* Aim *
Output the material beneath exactly, leaving nothing out.

* Provided material *

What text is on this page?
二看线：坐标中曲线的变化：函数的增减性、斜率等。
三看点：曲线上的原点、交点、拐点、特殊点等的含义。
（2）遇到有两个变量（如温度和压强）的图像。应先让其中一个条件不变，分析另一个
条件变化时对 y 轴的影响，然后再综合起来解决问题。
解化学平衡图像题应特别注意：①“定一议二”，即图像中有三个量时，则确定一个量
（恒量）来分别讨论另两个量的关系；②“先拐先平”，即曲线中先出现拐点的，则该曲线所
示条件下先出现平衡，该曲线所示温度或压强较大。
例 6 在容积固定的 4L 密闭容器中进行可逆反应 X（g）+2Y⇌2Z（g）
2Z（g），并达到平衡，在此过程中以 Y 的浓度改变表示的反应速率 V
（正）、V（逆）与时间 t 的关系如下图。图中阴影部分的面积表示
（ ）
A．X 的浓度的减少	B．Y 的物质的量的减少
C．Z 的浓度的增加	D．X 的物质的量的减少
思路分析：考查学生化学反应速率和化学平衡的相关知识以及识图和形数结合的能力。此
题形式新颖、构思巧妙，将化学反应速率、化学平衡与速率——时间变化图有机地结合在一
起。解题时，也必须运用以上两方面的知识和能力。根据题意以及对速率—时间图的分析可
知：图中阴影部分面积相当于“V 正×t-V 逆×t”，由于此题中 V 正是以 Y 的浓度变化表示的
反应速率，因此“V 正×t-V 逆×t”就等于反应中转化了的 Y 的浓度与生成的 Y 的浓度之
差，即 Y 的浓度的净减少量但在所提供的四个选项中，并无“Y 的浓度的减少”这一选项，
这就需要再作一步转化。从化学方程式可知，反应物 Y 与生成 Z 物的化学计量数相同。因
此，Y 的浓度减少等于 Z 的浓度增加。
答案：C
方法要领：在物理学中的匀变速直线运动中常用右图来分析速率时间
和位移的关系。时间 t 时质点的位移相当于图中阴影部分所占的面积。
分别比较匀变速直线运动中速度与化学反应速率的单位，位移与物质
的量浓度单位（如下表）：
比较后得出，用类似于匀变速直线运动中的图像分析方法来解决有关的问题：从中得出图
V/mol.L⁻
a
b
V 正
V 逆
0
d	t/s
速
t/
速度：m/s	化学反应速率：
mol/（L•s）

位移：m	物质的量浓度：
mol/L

* Task response *
What text is on this page?
二看线：坐标中曲线的变化：函数的增减性、斜率等。
三看点：曲线上的原点、交点、拐点、特殊点等的含义。
（2）遇到有两个变量（如温度和压强）的图像。应先让其中一个条件不变，分析另一个
条件变化时对 y 轴的影响，然后再综合起来解决问题。
解化学平衡图像题应特别注意：①“定一议二”，即图像中有三个量时，则确定一个量
（恒量）来分别讨论另两个量的关系；②“先拐先平”，即曲线中先出现拐点的，则该曲线所
示条件下先出现平衡，该曲线所示温度或压强较大。
例 6 在容积固定的 4L 密闭容器中进行可逆反应 X（g）+2Y⇌2Z（g）
2Z（g），并达到平衡，在此过程中以 Y 的浓度改变表示的反应速率 V
（正）、V（逆）与时间 t 的关系如下图。图中阴影部分的面积表示
（ ）
A．X 的浓度的减少	B．Y 的物质的量的减少
C．Z 的浓度的增加	D．X 的物质的量的减少
思路分析：考查学生化学反应速率和化学平衡的相关知识以及识图和形数结合的能力。此
题形式新颖、构思巧妙，将化学反应速率、化学平衡与速率——时间变化图有机地结合在一
起。解题时，也必须运用以上两方面的知识和能力。根据题意以及对速率—时间图的分析可
知：图中阴影部分面积相当于“V 正×t-V 逆×t”，由于此题中 V 正是以 Y 的浓度变化表示的
反应速率，因此“V 正×t-V 逆×t”就等于反应中转化了的 Y 的浓度与生成的 Y 的浓度之
差，即 Y 的浓度的净减少量但在所提供的四个选项中，并无“Y 的浓度的减少”这一选项，
这就需要再作一步转化。从化学方程式可知，反应物 Y 与生成 Z 物的化学计量数相同。因
此，Y 的浓度减少等于 Z 的浓度增加。
答案：C
方法要领：在物理学中的匀变速直线运动中常用右图来分析速率时间
和位移的关系。时间 t 时质点的位移相当于图中阴影部分所占的面积。
分别比较匀变速直线运动中速度与化学反应速率的单位，位移与物质
的量浓度单位（如下表）：
比较后得出，用类似于匀变速直线运动中的图像分析方法来解决有关的问题：从中得出图
V/mol.L⁻
a
b
V 正
V 逆
0
d	t/s
速
t/
速度：m/s	化学反应速率：
mol/（L•s）

位移：m	物质的量浓度：
mol/L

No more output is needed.